» WHAT IS ASKED:
All records should be reproduced verbatim.

— begin —

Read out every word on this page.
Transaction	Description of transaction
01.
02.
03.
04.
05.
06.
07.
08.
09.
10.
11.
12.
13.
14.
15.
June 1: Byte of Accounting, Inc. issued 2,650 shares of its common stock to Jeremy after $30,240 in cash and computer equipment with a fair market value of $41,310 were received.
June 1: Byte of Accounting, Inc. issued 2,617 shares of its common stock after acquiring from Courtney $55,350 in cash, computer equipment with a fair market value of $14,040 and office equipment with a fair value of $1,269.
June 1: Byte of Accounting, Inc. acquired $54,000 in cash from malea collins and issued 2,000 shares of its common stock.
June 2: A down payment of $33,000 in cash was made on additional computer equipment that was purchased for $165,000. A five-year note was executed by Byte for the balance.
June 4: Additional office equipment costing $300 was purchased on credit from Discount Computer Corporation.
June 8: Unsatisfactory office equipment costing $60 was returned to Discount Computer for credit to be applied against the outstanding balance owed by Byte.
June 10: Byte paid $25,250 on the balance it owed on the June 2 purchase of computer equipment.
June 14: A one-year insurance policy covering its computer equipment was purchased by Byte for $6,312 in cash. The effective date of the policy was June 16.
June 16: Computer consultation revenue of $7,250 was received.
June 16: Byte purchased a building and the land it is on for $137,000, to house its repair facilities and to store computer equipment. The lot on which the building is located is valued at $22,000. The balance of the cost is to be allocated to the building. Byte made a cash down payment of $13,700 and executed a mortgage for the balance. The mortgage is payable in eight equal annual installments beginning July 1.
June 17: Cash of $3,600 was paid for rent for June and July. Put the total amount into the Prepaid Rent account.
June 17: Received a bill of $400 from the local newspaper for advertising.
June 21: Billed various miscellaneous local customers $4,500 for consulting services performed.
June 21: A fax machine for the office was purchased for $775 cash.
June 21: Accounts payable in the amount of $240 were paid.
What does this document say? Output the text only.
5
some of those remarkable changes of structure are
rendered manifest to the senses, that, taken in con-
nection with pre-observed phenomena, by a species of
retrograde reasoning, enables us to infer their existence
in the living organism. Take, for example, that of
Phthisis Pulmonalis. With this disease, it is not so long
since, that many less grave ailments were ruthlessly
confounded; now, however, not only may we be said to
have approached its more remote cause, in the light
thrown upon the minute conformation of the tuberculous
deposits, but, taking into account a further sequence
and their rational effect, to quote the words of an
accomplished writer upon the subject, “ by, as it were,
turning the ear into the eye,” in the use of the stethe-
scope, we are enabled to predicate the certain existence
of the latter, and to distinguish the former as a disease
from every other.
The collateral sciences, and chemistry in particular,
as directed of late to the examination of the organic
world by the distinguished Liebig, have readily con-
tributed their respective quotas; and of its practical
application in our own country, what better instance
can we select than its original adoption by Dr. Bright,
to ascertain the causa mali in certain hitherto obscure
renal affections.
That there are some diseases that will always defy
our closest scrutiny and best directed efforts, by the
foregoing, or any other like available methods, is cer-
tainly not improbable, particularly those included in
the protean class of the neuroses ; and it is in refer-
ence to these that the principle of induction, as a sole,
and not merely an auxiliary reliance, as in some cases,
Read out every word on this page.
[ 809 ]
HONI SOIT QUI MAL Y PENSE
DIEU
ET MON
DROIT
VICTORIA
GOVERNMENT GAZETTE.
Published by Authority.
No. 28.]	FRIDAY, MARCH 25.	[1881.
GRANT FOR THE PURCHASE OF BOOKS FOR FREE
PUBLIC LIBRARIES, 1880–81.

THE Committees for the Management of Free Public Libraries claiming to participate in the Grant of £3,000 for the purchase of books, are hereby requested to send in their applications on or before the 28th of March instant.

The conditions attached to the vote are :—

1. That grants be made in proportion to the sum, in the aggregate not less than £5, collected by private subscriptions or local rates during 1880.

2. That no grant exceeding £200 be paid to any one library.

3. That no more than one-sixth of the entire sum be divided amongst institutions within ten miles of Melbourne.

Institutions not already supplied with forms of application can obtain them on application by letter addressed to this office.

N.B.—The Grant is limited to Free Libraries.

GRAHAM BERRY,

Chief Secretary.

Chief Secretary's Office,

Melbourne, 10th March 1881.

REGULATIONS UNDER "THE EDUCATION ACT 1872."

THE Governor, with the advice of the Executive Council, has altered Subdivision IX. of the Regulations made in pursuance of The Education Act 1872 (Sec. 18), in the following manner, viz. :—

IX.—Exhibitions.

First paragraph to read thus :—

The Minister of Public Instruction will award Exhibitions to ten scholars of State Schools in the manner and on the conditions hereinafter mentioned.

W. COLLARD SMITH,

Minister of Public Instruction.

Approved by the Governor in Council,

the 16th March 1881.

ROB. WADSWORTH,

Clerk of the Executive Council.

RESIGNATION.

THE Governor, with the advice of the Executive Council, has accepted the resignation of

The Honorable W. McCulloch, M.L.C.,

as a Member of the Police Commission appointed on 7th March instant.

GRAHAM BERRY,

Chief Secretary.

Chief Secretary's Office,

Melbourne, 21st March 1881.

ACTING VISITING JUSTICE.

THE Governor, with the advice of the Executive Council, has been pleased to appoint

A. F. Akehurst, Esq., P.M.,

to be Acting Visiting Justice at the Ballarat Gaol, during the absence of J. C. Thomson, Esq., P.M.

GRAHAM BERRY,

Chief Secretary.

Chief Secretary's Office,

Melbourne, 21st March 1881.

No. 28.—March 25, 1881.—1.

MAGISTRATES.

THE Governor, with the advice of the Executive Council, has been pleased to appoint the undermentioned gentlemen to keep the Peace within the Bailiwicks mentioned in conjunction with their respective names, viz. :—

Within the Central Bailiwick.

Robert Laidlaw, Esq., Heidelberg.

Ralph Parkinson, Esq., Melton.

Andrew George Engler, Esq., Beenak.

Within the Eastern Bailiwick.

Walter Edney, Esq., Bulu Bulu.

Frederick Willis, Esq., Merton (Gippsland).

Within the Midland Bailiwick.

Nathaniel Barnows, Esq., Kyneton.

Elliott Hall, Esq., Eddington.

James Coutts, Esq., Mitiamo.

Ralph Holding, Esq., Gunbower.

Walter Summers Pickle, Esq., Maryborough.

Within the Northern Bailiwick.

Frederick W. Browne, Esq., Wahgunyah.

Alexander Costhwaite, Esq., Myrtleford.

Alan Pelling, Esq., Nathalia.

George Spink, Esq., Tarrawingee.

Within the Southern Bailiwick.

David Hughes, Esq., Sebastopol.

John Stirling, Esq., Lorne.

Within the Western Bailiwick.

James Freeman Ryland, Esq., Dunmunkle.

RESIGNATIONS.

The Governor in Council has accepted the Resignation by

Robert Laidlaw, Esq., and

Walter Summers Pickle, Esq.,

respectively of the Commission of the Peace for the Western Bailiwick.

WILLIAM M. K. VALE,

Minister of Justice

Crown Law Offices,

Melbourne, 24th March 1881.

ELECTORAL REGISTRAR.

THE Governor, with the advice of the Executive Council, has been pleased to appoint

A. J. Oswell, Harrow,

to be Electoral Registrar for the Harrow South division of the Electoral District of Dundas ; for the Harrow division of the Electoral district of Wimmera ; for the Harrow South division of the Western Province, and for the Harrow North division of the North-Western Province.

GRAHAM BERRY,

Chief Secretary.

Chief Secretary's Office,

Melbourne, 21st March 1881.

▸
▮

— end —

» ANSWER TO THIS PROBLEM:
Read out every word on this page.
Transaction	Description of transaction
01.
02.
03.
04.
05.
06.
07.
08.
09.
10.
11.
12.
13.
14.
15.
June 1: Byte of Accounting, Inc. issued 2,650 shares of its common stock to Jeremy after $30,240 in cash and computer equipment with a fair market value of $41,310 were received.
June 1: Byte of Accounting, Inc. issued 2,617 shares of its common stock after acquiring from Courtney $55,350 in cash, computer equipment with a fair market value of $14,040 and office equipment with a fair value of $1,269.
June 1: Byte of Accounting, Inc. acquired $54,000 in cash from malea collins and issued 2,000 shares of its common stock.
June 2: A down payment of $33,000 in cash was made on additional computer equipment that was purchased for $165,000. A five-year note was executed by Byte for the balance.
June 4: Additional office equipment costing $300 was purchased on credit from Discount Computer Corporation.
June 8: Unsatisfactory office equipment costing $60 was returned to Discount Computer for credit to be applied against the outstanding balance owed by Byte.
June 10: Byte paid $25,250 on the balance it owed on the June 2 purchase of computer equipment.
June 14: A one-year insurance policy covering its computer equipment was purchased by Byte for $6,312 in cash. The effective date of the policy was June 16.
June 16: Computer consultation revenue of $7,250 was received.
June 16: Byte purchased a building and the land it is on for $137,000, to house its repair facilities and to store computer equipment. The lot on which the building is located is valued at $22,000. The balance of the cost is to be allocated to the building. Byte made a cash down payment of $13,700 and executed a mortgage for the balance. The mortgage is payable in eight equal annual installments beginning July 1.
June 17: Cash of $3,600 was paid for rent for June and July. Put the total amount into the Prepaid Rent account.
June 17: Received a bill of $400 from the local newspaper for advertising.
June 21: Billed various miscellaneous local customers $4,500 for consulting services performed.
June 21: A fax machine for the office was purchased for $775 cash.
June 21: Accounts payable in the amount of $240 were paid.
What does this document say? Output the text only.
5
some of those remarkable changes of structure are
rendered manifest to the senses, that, taken in con-
nection with pre-observed phenomena, by a species of
retrograde reasoning, enables us to infer their existence
in the living organism. Take, for example, that of
Phthisis Pulmonalis. With this disease, it is not so long
since, that many less grave ailments were ruthlessly
confounded; now, however, not only may we be said to
have approached its more remote cause, in the light
thrown upon the minute conformation of the tuberculous
deposits, but, taking into account a further sequence
and their rational effect, to quote the words of an
accomplished writer upon the subject, “ by, as it were,
turning the ear into the eye,” in the use of the stethe-
scope, we are enabled to predicate the certain existence
of the latter, and to distinguish the former as a disease
from every other.
The collateral sciences, and chemistry in particular,
as directed of late to the examination of the organic
world by the distinguished Liebig, have readily con-
tributed their respective quotas; and of its practical
application in our own country, what better instance
can we select than its original adoption by Dr. Bright,
to ascertain the causa mali in certain hitherto obscure
renal affections.
That there are some diseases that will always defy
our closest scrutiny and best directed efforts, by the
foregoing, or any other like available methods, is cer-
tainly not improbable, particularly those included in
the protean class of the neuroses ; and it is in refer-
ence to these that the principle of induction, as a sole,
and not merely an auxiliary reliance, as in some cases,
Read out every word on this page.
[ 809 ]
HONI SOIT QUI MAL Y PENSE
DIEU
ET MON
DROIT
VICTORIA
GOVERNMENT GAZETTE.
Published by Authority.
No. 28.]	FRIDAY, MARCH 25.	[1881.
GRANT FOR THE PURCHASE OF BOOKS FOR FREE
PUBLIC LIBRARIES, 1880–81.

THE Committees for the Management of Free Public Libraries claiming to participate in the Grant of £3,000 for the purchase of books, are hereby requested to send in their applications on or before the 28th of March instant.

The conditions attached to the vote are :—

1. That grants be made in proportion to the sum, in the aggregate not less than £5, collected by private subscriptions or local rates during 1880.

2. That no grant exceeding £200 be paid to any one library.

3. That no more than one-sixth of the entire sum be divided amongst institutions within ten miles of Melbourne.

Institutions not already supplied with forms of application can obtain them on application by letter addressed to this office.

N.B.—The Grant is limited to Free Libraries.

GRAHAM BERRY,

Chief Secretary.

Chief Secretary's Office,

Melbourne, 10th March 1881.

REGULATIONS UNDER "THE EDUCATION ACT 1872."

THE Governor, with the advice of the Executive Council, has altered Subdivision IX. of the Regulations made in pursuance of The Education Act 1872 (Sec. 18), in the following manner, viz. :—

IX.—Exhibitions.

First paragraph to read thus :—

The Minister of Public Instruction will award Exhibitions to ten scholars of State Schools in the manner and on the conditions hereinafter mentioned.

W. COLLARD SMITH,

Minister of Public Instruction.

Approved by the Governor in Council,

the 16th March 1881.

ROB. WADSWORTH,

Clerk of the Executive Council.

RESIGNATION.

THE Governor, with the advice of the Executive Council, has accepted the resignation of

The Honorable W. McCulloch, M.L.C.,

as a Member of the Police Commission appointed on 7th March instant.

GRAHAM BERRY,

Chief Secretary.

Chief Secretary's Office,

Melbourne, 21st March 1881.

ACTING VISITING JUSTICE.

THE Governor, with the advice of the Executive Council, has been pleased to appoint

A. F. Akehurst, Esq., P.M.,

to be Acting Visiting Justice at the Ballarat Gaol, during the absence of J. C. Thomson, Esq., P.M.

GRAHAM BERRY,

Chief Secretary.

Chief Secretary's Office,

Melbourne, 21st March 1881.

No. 28.—March 25, 1881.—1.

MAGISTRATES.

THE Governor, with the advice of the Executive Council, has been pleased to appoint the undermentioned gentlemen to keep the Peace within the Bailiwicks mentioned in conjunction with their respective names, viz. :—

Within the Central Bailiwick.

Robert Laidlaw, Esq., Heidelberg.

Ralph Parkinson, Esq., Melton.

Andrew George Engler, Esq., Beenak.

Within the Eastern Bailiwick.

Walter Edney, Esq., Bulu Bulu.

Frederick Willis, Esq., Merton (Gippsland).

Within the Midland Bailiwick.

Nathaniel Barnows, Esq., Kyneton.

Elliott Hall, Esq., Eddington.

James Coutts, Esq., Mitiamo.

Ralph Holding, Esq., Gunbower.

Walter Summers Pickle, Esq., Maryborough.

Within the Northern Bailiwick.

Frederick W. Browne, Esq., Wahgunyah.

Alexander Costhwaite, Esq., Myrtleford.

Alan Pelling, Esq., Nathalia.

George Spink, Esq., Tarrawingee.

Within the Southern Bailiwick.

David Hughes, Esq., Sebastopol.

John Stirling, Esq., Lorne.

Within the Western Bailiwick.

James Freeman Ryland, Esq., Dunmunkle.

RESIGNATIONS.

The Governor in Council has accepted the Resignation by

Robert Laidlaw, Esq., and

Walter Summers Pickle, Esq.,

respectively of the Commission of the Peace for the Western Bailiwick.

WILLIAM M. K. VALE,

Minister of Justice

Crown Law Offices,

Melbourne, 24th March 1881.

ELECTORAL REGISTRAR.

THE Governor, with the advice of the Executive Council, has been pleased to appoint

A. J. Oswell, Harrow,

to be Electoral Registrar for the Harrow South division of the Electoral District of Dundas ; for the Harrow division of the Electoral district of Wimmera ; for the Harrow South division of the Western Province, and for the Harrow North division of the North-Western Province.

GRAHAM BERRY,

Chief Secretary.

Chief Secretary's Office,

Melbourne, 21st March 1881.

▸
▮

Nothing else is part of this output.